Look through the lines of the material and count those containing "name". Give that count alone.

Figure dataset records =

========================================================================

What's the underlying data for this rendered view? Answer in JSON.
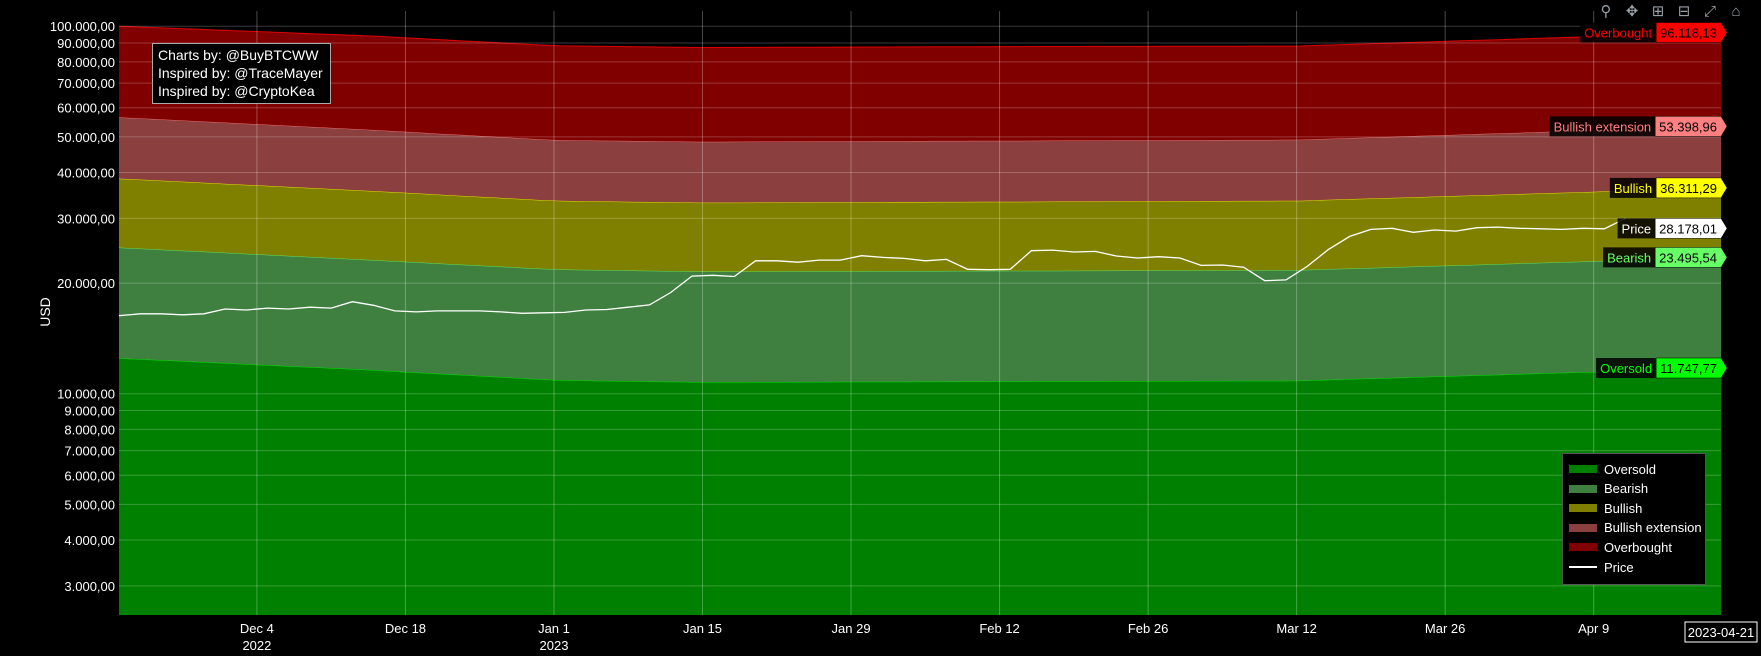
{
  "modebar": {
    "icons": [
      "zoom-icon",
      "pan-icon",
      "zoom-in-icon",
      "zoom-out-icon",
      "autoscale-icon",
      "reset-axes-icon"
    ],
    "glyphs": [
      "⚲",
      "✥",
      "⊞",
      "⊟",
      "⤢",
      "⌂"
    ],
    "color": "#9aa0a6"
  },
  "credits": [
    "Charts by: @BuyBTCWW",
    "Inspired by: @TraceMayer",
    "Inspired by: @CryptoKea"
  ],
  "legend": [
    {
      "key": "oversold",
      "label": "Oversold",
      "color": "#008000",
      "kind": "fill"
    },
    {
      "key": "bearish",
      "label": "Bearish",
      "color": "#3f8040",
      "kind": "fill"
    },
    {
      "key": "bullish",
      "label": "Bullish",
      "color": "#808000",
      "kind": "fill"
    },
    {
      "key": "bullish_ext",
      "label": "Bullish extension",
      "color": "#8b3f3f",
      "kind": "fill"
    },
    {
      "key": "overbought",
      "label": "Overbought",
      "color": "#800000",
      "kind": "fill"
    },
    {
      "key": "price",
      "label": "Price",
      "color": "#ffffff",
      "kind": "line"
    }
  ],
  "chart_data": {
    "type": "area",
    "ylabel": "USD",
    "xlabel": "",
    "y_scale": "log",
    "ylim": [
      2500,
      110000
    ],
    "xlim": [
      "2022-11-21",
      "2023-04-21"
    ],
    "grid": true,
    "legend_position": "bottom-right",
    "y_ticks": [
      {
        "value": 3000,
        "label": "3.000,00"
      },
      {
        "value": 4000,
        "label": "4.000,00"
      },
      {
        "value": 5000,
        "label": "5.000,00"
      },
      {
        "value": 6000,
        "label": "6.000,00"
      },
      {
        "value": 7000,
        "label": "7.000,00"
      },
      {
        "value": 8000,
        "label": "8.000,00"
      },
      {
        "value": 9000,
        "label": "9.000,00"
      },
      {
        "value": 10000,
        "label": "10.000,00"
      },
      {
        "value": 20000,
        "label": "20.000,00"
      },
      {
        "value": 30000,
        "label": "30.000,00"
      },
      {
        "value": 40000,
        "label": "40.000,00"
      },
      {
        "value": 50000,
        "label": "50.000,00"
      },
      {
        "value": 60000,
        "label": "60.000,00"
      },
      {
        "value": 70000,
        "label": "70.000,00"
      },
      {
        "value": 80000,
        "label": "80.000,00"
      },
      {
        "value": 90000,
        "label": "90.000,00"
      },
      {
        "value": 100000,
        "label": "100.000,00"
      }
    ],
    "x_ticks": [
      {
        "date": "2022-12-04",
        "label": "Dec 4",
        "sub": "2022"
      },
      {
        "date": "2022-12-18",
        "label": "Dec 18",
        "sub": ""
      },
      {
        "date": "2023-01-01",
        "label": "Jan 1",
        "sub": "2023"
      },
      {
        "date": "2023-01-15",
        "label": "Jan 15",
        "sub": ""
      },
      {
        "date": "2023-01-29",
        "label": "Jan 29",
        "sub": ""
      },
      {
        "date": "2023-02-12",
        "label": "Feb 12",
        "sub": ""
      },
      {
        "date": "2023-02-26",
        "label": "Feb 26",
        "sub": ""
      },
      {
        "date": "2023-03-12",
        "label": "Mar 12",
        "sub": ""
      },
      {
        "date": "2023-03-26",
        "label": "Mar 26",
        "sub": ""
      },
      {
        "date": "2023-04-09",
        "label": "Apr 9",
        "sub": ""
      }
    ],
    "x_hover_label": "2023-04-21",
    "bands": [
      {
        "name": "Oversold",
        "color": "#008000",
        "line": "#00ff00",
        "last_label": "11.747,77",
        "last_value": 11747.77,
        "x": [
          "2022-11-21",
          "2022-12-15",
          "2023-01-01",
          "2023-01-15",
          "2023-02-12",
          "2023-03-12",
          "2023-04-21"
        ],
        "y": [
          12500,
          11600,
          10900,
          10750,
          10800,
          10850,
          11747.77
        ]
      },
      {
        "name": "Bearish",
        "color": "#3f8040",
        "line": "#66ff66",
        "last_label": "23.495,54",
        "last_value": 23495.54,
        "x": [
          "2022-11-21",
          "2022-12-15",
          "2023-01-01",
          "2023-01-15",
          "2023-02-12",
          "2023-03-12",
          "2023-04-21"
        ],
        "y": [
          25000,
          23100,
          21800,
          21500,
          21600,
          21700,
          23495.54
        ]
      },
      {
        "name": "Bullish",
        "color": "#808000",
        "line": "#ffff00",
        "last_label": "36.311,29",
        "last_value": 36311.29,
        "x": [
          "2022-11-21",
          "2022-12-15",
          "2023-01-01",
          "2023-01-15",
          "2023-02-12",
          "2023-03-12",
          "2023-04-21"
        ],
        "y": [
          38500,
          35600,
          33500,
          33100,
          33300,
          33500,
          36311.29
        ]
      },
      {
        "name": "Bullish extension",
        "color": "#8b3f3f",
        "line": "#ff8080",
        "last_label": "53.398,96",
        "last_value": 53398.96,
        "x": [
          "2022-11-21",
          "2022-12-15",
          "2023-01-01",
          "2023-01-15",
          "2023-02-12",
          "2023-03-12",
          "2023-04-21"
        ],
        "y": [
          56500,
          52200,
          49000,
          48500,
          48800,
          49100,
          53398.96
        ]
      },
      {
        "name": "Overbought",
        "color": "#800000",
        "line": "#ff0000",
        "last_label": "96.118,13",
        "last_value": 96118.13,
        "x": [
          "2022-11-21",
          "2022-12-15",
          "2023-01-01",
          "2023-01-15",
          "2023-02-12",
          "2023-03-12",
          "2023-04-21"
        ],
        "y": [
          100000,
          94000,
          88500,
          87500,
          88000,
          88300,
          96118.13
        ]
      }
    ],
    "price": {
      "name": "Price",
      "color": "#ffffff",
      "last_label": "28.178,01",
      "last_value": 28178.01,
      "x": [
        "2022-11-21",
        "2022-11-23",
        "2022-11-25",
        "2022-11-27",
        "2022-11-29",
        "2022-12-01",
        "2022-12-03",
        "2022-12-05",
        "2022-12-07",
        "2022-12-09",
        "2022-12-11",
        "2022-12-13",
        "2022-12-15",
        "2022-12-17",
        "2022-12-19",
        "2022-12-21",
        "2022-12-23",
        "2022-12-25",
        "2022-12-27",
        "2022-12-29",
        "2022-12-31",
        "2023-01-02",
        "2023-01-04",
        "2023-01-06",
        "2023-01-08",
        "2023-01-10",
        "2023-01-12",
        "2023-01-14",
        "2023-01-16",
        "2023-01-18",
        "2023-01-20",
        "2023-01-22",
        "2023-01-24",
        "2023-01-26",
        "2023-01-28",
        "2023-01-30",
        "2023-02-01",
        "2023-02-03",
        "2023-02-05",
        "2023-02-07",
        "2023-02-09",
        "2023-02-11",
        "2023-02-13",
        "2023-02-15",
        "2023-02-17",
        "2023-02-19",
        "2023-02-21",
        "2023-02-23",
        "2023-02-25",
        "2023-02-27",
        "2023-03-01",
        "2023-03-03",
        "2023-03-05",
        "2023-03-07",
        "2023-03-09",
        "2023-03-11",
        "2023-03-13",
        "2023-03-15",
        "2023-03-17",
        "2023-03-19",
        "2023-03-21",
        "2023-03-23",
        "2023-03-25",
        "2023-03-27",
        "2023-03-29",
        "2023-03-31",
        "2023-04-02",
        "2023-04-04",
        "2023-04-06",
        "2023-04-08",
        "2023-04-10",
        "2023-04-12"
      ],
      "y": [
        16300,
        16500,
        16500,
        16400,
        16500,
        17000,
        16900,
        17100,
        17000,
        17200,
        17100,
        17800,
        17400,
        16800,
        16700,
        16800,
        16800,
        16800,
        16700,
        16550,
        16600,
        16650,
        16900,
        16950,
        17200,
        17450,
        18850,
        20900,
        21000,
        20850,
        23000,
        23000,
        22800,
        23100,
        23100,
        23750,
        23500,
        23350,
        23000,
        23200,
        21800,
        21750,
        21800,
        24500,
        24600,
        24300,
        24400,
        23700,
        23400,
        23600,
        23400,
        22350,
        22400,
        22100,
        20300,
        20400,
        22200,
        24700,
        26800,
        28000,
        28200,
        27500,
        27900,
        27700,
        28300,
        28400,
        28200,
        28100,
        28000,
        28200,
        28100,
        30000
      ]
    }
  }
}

========================================================================

In response = 6